Description of the task
Search the material for "Building" and show all lines that contain it.

Supplied records
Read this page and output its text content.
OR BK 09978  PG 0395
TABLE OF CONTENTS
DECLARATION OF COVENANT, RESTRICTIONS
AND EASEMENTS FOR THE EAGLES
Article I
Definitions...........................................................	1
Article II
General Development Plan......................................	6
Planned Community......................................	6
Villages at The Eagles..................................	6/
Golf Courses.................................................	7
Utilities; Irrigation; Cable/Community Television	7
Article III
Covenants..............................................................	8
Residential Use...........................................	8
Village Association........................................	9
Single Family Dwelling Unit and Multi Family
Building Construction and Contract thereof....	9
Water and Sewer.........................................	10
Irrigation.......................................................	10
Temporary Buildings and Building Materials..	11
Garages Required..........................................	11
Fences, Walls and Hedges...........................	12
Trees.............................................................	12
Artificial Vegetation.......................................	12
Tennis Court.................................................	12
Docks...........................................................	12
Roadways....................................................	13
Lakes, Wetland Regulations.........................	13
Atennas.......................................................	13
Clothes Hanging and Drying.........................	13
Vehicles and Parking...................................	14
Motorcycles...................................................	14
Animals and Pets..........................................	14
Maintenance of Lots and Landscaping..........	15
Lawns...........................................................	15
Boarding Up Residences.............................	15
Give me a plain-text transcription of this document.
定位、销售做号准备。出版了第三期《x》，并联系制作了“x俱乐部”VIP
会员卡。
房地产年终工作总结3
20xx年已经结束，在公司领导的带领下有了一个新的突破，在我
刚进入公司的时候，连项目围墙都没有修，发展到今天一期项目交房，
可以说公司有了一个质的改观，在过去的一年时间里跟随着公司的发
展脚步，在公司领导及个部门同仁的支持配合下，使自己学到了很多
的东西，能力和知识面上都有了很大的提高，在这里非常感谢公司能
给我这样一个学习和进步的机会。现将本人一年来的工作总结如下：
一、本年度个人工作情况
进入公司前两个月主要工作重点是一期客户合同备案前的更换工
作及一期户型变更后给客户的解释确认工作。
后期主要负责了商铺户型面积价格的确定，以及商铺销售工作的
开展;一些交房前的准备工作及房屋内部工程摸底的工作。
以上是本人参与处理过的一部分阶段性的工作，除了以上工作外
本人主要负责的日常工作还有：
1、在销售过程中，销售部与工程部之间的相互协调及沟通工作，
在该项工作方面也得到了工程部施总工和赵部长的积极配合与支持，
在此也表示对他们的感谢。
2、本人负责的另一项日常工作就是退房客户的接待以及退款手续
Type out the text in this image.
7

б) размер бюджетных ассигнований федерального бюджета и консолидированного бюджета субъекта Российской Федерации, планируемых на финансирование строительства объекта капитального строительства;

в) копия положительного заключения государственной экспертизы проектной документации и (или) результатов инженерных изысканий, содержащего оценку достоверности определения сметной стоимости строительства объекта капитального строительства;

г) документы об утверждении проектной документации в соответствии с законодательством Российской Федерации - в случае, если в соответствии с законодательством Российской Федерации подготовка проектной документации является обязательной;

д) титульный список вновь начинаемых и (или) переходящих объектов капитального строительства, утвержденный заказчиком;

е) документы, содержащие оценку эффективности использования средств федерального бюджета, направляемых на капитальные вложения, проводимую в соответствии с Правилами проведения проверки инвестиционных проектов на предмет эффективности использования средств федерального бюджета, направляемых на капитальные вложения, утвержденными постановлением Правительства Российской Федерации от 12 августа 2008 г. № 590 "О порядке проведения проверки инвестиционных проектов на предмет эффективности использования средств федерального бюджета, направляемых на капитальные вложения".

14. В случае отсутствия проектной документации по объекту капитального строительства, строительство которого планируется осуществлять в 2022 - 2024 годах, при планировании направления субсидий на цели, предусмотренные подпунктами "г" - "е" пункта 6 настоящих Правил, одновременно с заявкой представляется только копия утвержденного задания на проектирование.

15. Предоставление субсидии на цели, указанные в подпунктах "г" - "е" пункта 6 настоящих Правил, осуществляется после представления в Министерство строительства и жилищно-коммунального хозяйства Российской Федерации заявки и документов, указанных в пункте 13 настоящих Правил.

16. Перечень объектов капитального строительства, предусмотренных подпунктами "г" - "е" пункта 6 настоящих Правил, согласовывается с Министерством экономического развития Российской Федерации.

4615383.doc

Result of the exercise
Building Construction and Contract thereof....	9
Temporary Buildings and Building Materials..	11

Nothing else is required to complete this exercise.